Description of the task: Search the data for the word "dollars" and copy every line that contains it.

Stored records:
# # # # # # #
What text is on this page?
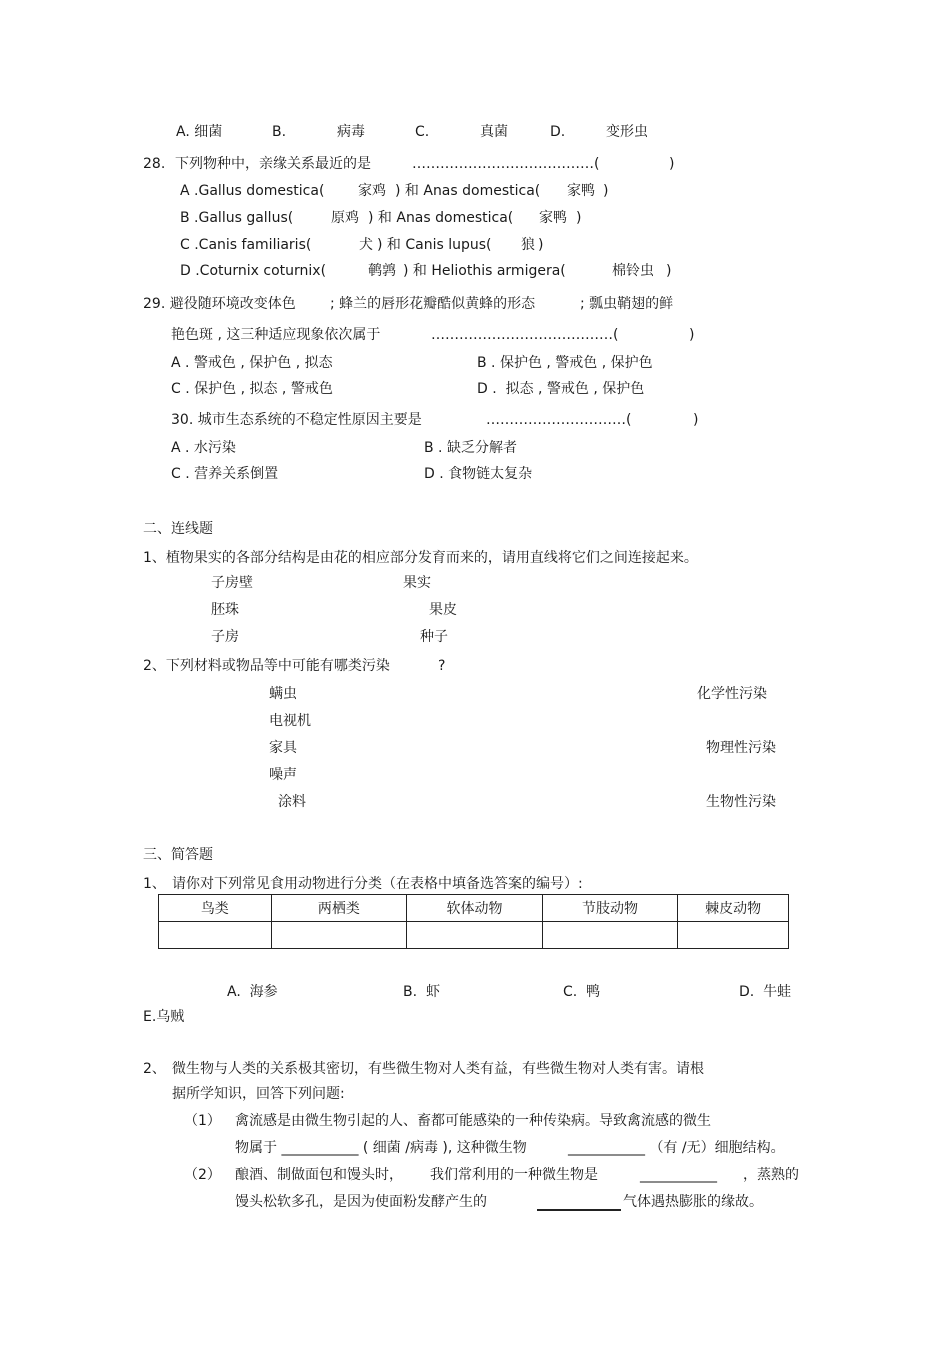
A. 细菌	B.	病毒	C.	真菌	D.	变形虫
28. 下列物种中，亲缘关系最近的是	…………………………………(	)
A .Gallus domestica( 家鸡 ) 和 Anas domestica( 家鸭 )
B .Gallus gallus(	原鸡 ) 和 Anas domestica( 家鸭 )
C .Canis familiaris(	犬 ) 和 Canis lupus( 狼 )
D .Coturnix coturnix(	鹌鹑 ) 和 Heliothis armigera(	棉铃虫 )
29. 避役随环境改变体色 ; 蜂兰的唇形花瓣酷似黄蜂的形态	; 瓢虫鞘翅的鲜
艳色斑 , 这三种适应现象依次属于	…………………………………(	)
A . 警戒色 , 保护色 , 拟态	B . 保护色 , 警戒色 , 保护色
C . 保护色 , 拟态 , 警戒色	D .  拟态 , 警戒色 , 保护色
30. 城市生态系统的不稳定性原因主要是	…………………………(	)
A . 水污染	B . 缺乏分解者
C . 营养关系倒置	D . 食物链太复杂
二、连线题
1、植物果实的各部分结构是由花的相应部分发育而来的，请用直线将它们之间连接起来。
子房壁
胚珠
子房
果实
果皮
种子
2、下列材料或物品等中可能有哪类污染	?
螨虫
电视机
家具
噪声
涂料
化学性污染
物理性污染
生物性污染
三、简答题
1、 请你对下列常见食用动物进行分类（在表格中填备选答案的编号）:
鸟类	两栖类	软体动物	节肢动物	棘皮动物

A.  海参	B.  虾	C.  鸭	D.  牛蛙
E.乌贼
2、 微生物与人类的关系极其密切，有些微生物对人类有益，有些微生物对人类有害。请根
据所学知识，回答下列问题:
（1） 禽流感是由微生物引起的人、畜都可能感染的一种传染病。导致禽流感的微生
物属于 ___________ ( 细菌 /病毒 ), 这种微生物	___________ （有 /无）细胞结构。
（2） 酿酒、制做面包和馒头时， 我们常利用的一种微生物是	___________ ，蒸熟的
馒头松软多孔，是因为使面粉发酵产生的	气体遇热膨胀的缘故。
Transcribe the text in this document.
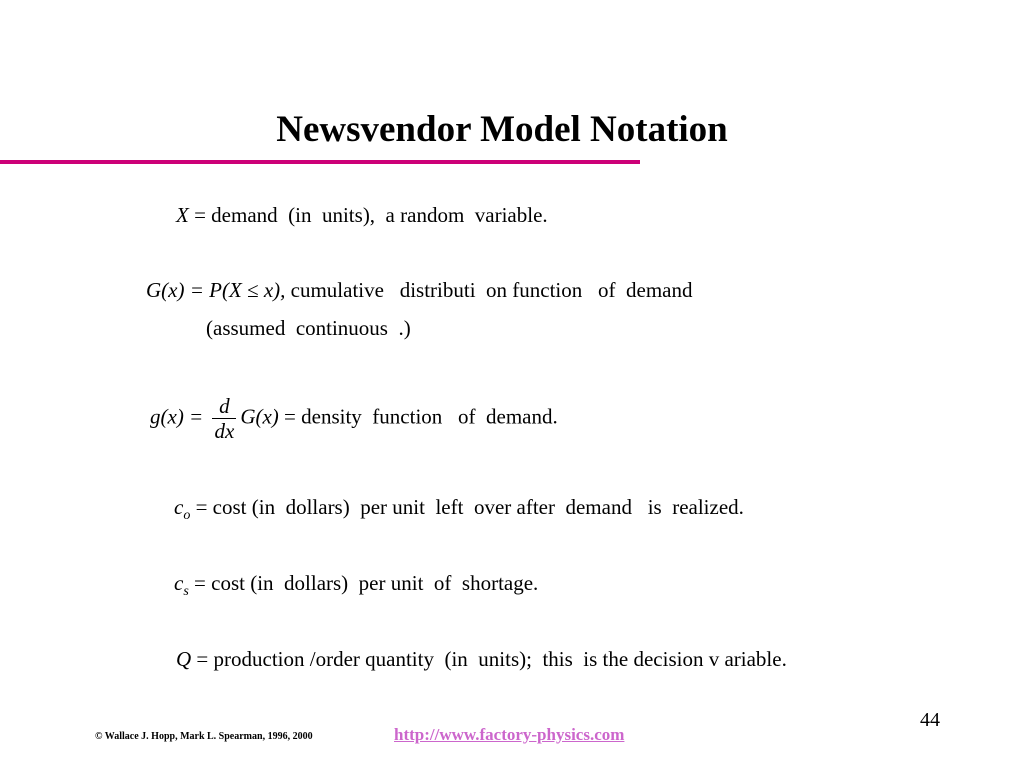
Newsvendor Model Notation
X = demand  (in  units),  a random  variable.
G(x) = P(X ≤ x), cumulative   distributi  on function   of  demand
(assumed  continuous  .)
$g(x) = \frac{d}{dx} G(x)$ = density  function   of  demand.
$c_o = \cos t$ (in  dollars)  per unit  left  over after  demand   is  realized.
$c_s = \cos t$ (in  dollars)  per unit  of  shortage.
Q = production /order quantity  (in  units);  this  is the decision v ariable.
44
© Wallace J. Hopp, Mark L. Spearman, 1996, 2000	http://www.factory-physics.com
# # # # # # #
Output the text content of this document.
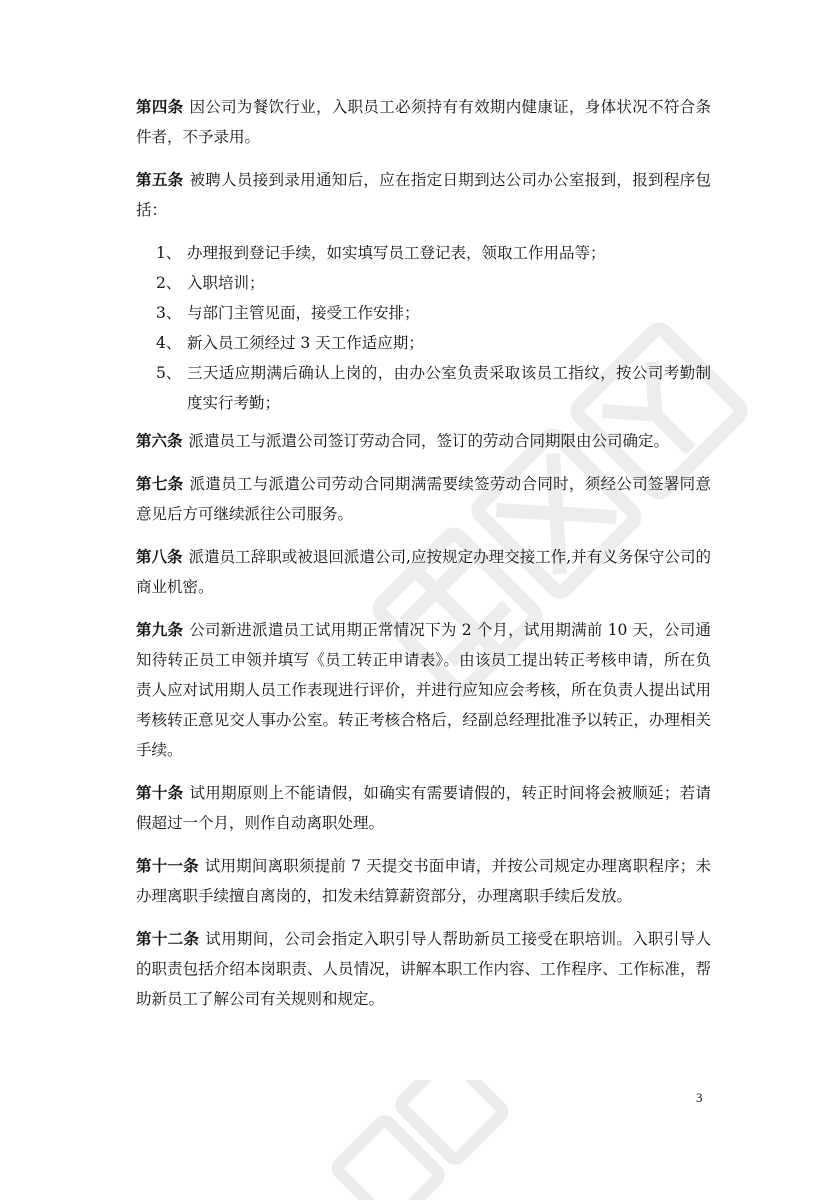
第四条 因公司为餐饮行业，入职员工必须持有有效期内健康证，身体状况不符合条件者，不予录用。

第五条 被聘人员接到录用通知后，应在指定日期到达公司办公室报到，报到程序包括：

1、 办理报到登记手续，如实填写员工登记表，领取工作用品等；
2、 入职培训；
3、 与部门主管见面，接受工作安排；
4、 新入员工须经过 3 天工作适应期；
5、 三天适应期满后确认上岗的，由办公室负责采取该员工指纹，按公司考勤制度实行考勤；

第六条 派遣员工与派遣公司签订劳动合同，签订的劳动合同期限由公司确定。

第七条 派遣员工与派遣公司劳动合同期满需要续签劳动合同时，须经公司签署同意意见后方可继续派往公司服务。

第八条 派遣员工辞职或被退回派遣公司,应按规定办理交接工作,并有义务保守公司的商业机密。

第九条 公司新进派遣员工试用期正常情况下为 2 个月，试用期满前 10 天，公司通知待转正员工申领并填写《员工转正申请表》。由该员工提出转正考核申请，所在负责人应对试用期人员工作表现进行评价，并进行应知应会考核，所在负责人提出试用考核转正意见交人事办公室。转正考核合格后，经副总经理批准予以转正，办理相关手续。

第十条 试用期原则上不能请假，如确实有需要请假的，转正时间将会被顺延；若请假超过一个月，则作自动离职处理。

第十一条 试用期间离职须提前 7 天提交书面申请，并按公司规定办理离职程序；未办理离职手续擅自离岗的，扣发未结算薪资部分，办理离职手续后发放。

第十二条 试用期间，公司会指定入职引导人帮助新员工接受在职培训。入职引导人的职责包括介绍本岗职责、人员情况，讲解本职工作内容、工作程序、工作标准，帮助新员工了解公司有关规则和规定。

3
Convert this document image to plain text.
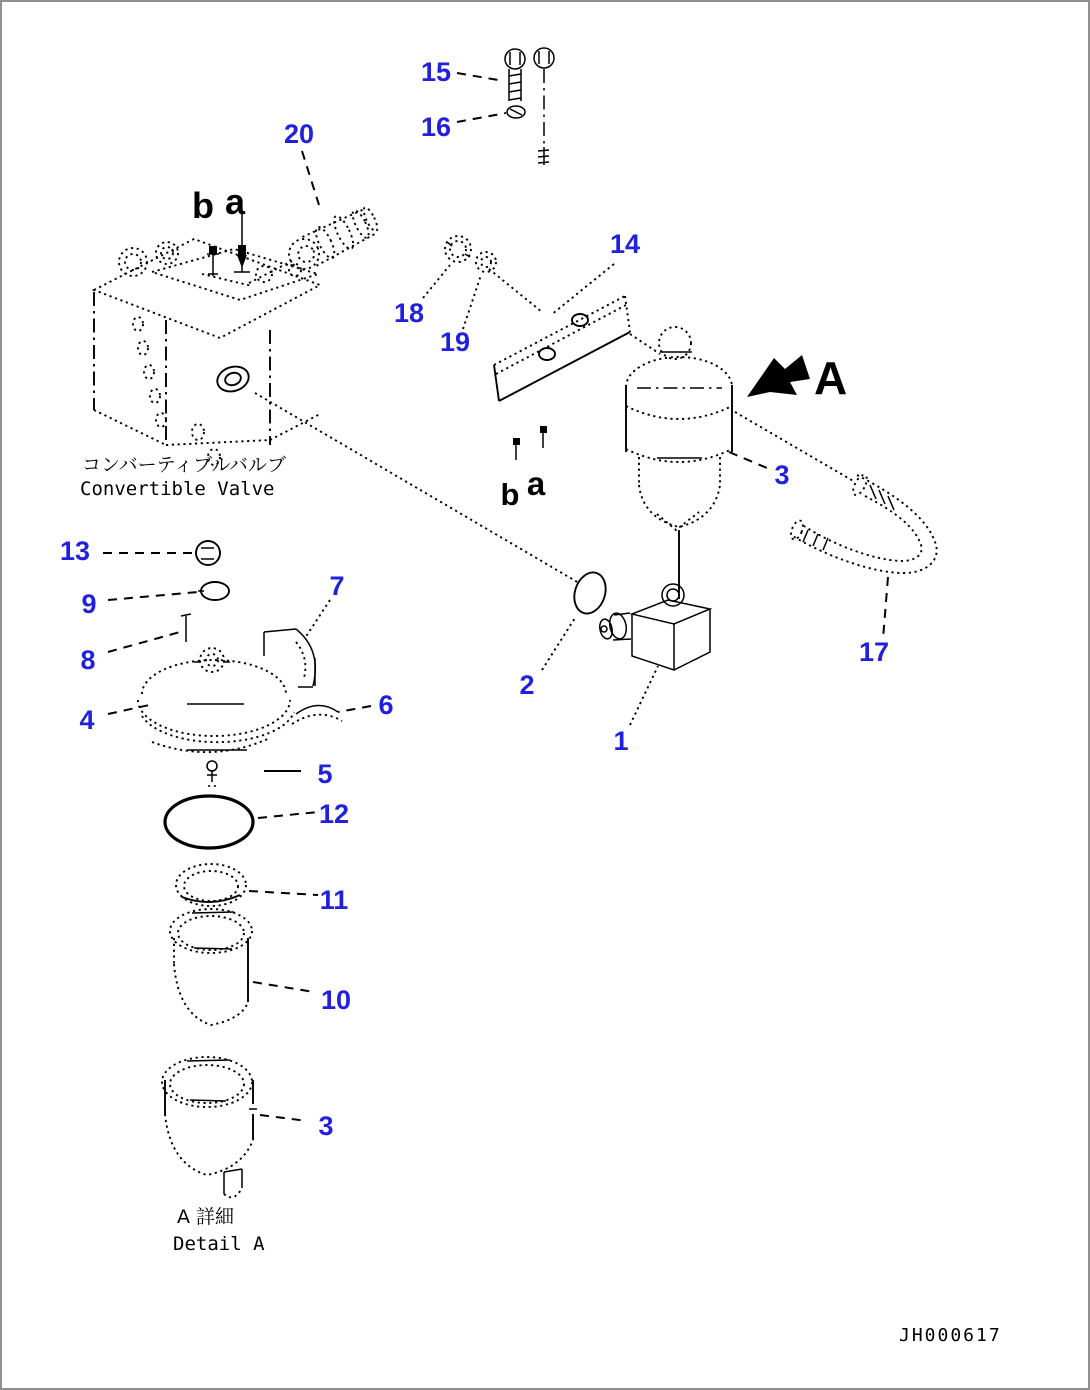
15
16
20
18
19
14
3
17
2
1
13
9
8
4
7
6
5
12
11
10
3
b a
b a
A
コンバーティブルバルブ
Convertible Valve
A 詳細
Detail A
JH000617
# # # # # # #
Complete output:
$c_o = \cos t$ (in  dollars)  per unit  left  over after  demand   is  realized.
$c_s = \cos t$ (in  dollars)  per unit  of  shortage.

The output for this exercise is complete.